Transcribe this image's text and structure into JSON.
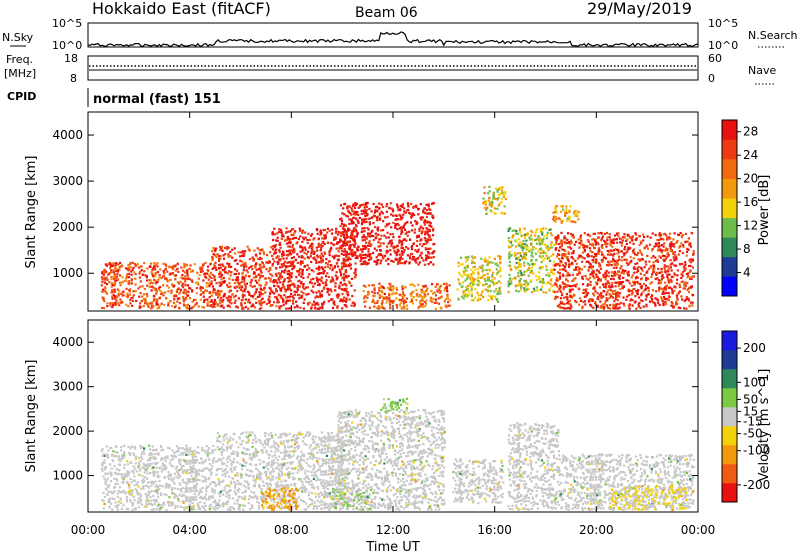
{
  "header": {
    "station": "Hokkaido East (fitACF)",
    "beam": "Beam 06",
    "date": "29/May/2019"
  },
  "noise_panel": {
    "left_label": "N.Sky",
    "right_label": "N.Search",
    "ticks": [
      "10^5",
      "10^0"
    ]
  },
  "freq_panel": {
    "left_label_1": "Freq.",
    "left_label_2": "[MHz]",
    "left_ticks": [
      "18",
      "8"
    ],
    "right_label": "Nave",
    "right_ticks": [
      "60",
      "0"
    ]
  },
  "cpid_panel": {
    "label": "CPID",
    "mode": "normal (fast) 151"
  },
  "x_axis": {
    "label": "Time UT",
    "ticks": [
      "00:00",
      "04:00",
      "08:00",
      "12:00",
      "16:00",
      "20:00",
      "00:00"
    ]
  },
  "colors": {
    "power": [
      "#0000ff",
      "#1e3c96",
      "#2e8a5a",
      "#6cbd4b",
      "#f4d20a",
      "#f39a0c",
      "#f26a10",
      "#ee3a10",
      "#e8110f"
    ],
    "velocity": [
      "#e8110f",
      "#f15a12",
      "#f39a0c",
      "#f4d20a",
      "#c8c8c8",
      "#7bc942",
      "#2e8a5a",
      "#1e3c96",
      "#1b1be0"
    ]
  },
  "chart_data": [
    {
      "type": "heatmap",
      "title": "Power [dB]",
      "xlabel": "Time UT",
      "ylabel": "Slant Range [km]",
      "x_ticks": [
        "00:00",
        "04:00",
        "08:00",
        "12:00",
        "16:00",
        "20:00",
        "00:00"
      ],
      "y_ticks": [
        1000,
        2000,
        3000,
        4000
      ],
      "xlim_hours": [
        0,
        24
      ],
      "ylim_km": [
        180,
        4500
      ],
      "colorbar": {
        "label": "Power [dB]",
        "ticks": [
          4,
          8,
          12,
          16,
          20,
          24,
          28
        ],
        "range": [
          0,
          30
        ]
      },
      "regions": [
        {
          "t0": 0.5,
          "t1": 4.8,
          "r0": 250,
          "r1": 1250,
          "value": 24
        },
        {
          "t0": 4.8,
          "t1": 7.2,
          "r0": 250,
          "r1": 1600,
          "value": 26
        },
        {
          "t0": 7.2,
          "t1": 10.5,
          "r0": 250,
          "r1": 2000,
          "value": 28
        },
        {
          "t0": 9.8,
          "t1": 13.6,
          "r0": 1200,
          "r1": 2550,
          "value": 29
        },
        {
          "t0": 10.8,
          "t1": 14.2,
          "r0": 250,
          "r1": 800,
          "value": 22
        },
        {
          "t0": 14.5,
          "t1": 16.2,
          "r0": 400,
          "r1": 1400,
          "value": 15
        },
        {
          "t0": 16.5,
          "t1": 18.3,
          "r0": 600,
          "r1": 2000,
          "value": 14
        },
        {
          "t0": 18.3,
          "t1": 23.8,
          "r0": 250,
          "r1": 1900,
          "value": 26
        },
        {
          "t0": 15.5,
          "t1": 16.4,
          "r0": 2300,
          "r1": 2900,
          "value": 16
        },
        {
          "t0": 18.2,
          "t1": 19.3,
          "r0": 2100,
          "r1": 2500,
          "value": 18
        }
      ]
    },
    {
      "type": "heatmap",
      "title": "Velocity [m s^-1]",
      "xlabel": "Time UT",
      "ylabel": "Slant Range [km]",
      "x_ticks": [
        "00:00",
        "04:00",
        "08:00",
        "12:00",
        "16:00",
        "20:00",
        "00:00"
      ],
      "y_ticks": [
        1000,
        2000,
        3000,
        4000
      ],
      "xlim_hours": [
        0,
        24
      ],
      "ylim_km": [
        180,
        4500
      ],
      "colorbar": {
        "label": "Velocity [m s^-1]",
        "ticks": [
          -200,
          -100,
          -50,
          -15,
          15,
          50,
          100,
          200
        ],
        "range": [
          -250,
          250
        ]
      },
      "regions": [
        {
          "t0": 0.5,
          "t1": 5.0,
          "r0": 250,
          "r1": 1700,
          "value": 0
        },
        {
          "t0": 5.0,
          "t1": 10.0,
          "r0": 250,
          "r1": 2000,
          "value": 0
        },
        {
          "t0": 6.8,
          "t1": 8.2,
          "r0": 250,
          "r1": 750,
          "value": -90
        },
        {
          "t0": 9.8,
          "t1": 14.0,
          "r0": 250,
          "r1": 2500,
          "value": 0
        },
        {
          "t0": 11.5,
          "t1": 12.6,
          "r0": 2450,
          "r1": 2750,
          "value": 35
        },
        {
          "t0": 9.5,
          "t1": 11.2,
          "r0": 250,
          "r1": 700,
          "value": 25
        },
        {
          "t0": 14.3,
          "t1": 16.3,
          "r0": 400,
          "r1": 1400,
          "value": 0
        },
        {
          "t0": 16.5,
          "t1": 18.5,
          "r0": 250,
          "r1": 2200,
          "value": 0
        },
        {
          "t0": 18.5,
          "t1": 23.8,
          "r0": 250,
          "r1": 1500,
          "value": 0
        },
        {
          "t0": 20.5,
          "t1": 23.5,
          "r0": 250,
          "r1": 800,
          "value": -30
        }
      ]
    }
  ]
}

◇ ◇ ◇

» **Task instructions**
Write every entry out again exactly, dropping the pictures.

» **Exercise answer**
Transcribe this image's text and structure into JSON.
{
  "header": {
    "station": "Hokkaido East (fitACF)",
    "beam": "Beam 06",
    "date": "29/May/2019"
  },
  "noise_panel": {
    "left_label": "N.Sky",
    "right_label": "N.Search",
    "ticks": [
      "10^5",
      "10^0"
    ]
  },
  "freq_panel": {
    "left_label_1": "Freq.",
    "left_label_2": "[MHz]",
    "left_ticks": [
      "18",
      "8"
    ],
    "right_label": "Nave",
    "right_ticks": [
      "60",
      "0"
    ]
  },
  "cpid_panel": {
    "label": "CPID",
    "mode": "normal (fast) 151"
  },
  "x_axis": {
    "label": "Time UT",
    "ticks": [
      "00:00",
      "04:00",
      "08:00",
      "12:00",
      "16:00",
      "20:00",
      "00:00"
    ]
  },
  "colors": {
    "power": [
      "#0000ff",
      "#1e3c96",
      "#2e8a5a",
      "#6cbd4b",
      "#f4d20a",
      "#f39a0c",
      "#f26a10",
      "#ee3a10",
      "#e8110f"
    ],
    "velocity": [
      "#e8110f",
      "#f15a12",
      "#f39a0c",
      "#f4d20a",
      "#c8c8c8",
      "#7bc942",
      "#2e8a5a",
      "#1e3c96",
      "#1b1be0"
    ]
  },
  "chart_data": [
    {
      "type": "heatmap",
      "title": "Power [dB]",
      "xlabel": "Time UT",
      "ylabel": "Slant Range [km]",
      "x_ticks": [
        "00:00",
        "04:00",
        "08:00",
        "12:00",
        "16:00",
        "20:00",
        "00:00"
      ],
      "y_ticks": [
        1000,
        2000,
        3000,
        4000
      ],
      "xlim_hours": [
        0,
        24
      ],
      "ylim_km": [
        180,
        4500
      ],
      "colorbar": {
        "label": "Power [dB]",
        "ticks": [
          4,
          8,
          12,
          16,
          20,
          24,
          28
        ],
        "range": [
          0,
          30
        ]
      },
      "regions": [
        {
          "t0": 0.5,
          "t1": 4.8,
          "r0": 250,
          "r1": 1250,
          "value": 24
        },
        {
          "t0": 4.8,
          "t1": 7.2,
          "r0": 250,
          "r1": 1600,
          "value": 26
        },
        {
          "t0": 7.2,
          "t1": 10.5,
          "r0": 250,
          "r1": 2000,
          "value": 28
        },
        {
          "t0": 9.8,
          "t1": 13.6,
          "r0": 1200,
          "r1": 2550,
          "value": 29
        },
        {
          "t0": 10.8,
          "t1": 14.2,
          "r0": 250,
          "r1": 800,
          "value": 22
        },
        {
          "t0": 14.5,
          "t1": 16.2,
          "r0": 400,
          "r1": 1400,
          "value": 15
        },
        {
          "t0": 16.5,
          "t1": 18.3,
          "r0": 600,
          "r1": 2000,
          "value": 14
        },
        {
          "t0": 18.3,
          "t1": 23.8,
          "r0": 250,
          "r1": 1900,
          "value": 26
        },
        {
          "t0": 15.5,
          "t1": 16.4,
          "r0": 2300,
          "r1": 2900,
          "value": 16
        },
        {
          "t0": 18.2,
          "t1": 19.3,
          "r0": 2100,
          "r1": 2500,
          "value": 18
        }
      ]
    },
    {
      "type": "heatmap",
      "title": "Velocity [m s^-1]",
      "xlabel": "Time UT",
      "ylabel": "Slant Range [km]",
      "x_ticks": [
        "00:00",
        "04:00",
        "08:00",
        "12:00",
        "16:00",
        "20:00",
        "00:00"
      ],
      "y_ticks": [
        1000,
        2000,
        3000,
        4000
      ],
      "xlim_hours": [
        0,
        24
      ],
      "ylim_km": [
        180,
        4500
      ],
      "colorbar": {
        "label": "Velocity [m s^-1]",
        "ticks": [
          -200,
          -100,
          -50,
          -15,
          15,
          50,
          100,
          200
        ],
        "range": [
          -250,
          250
        ]
      },
      "regions": [
        {
          "t0": 0.5,
          "t1": 5.0,
          "r0": 250,
          "r1": 1700,
          "value": 0
        },
        {
          "t0": 5.0,
          "t1": 10.0,
          "r0": 250,
          "r1": 2000,
          "value": 0
        },
        {
          "t0": 6.8,
          "t1": 8.2,
          "r0": 250,
          "r1": 750,
          "value": -90
        },
        {
          "t0": 9.8,
          "t1": 14.0,
          "r0": 250,
          "r1": 2500,
          "value": 0
        },
        {
          "t0": 11.5,
          "t1": 12.6,
          "r0": 2450,
          "r1": 2750,
          "value": 35
        },
        {
          "t0": 9.5,
          "t1": 11.2,
          "r0": 250,
          "r1": 700,
          "value": 25
        },
        {
          "t0": 14.3,
          "t1": 16.3,
          "r0": 400,
          "r1": 1400,
          "value": 0
        },
        {
          "t0": 16.5,
          "t1": 18.5,
          "r0": 250,
          "r1": 2200,
          "value": 0
        },
        {
          "t0": 18.5,
          "t1": 23.8,
          "r0": 250,
          "r1": 1500,
          "value": 0
        },
        {
          "t0": 20.5,
          "t1": 23.5,
          "r0": 250,
          "r1": 800,
          "value": -30
        }
      ]
    }
  ]
}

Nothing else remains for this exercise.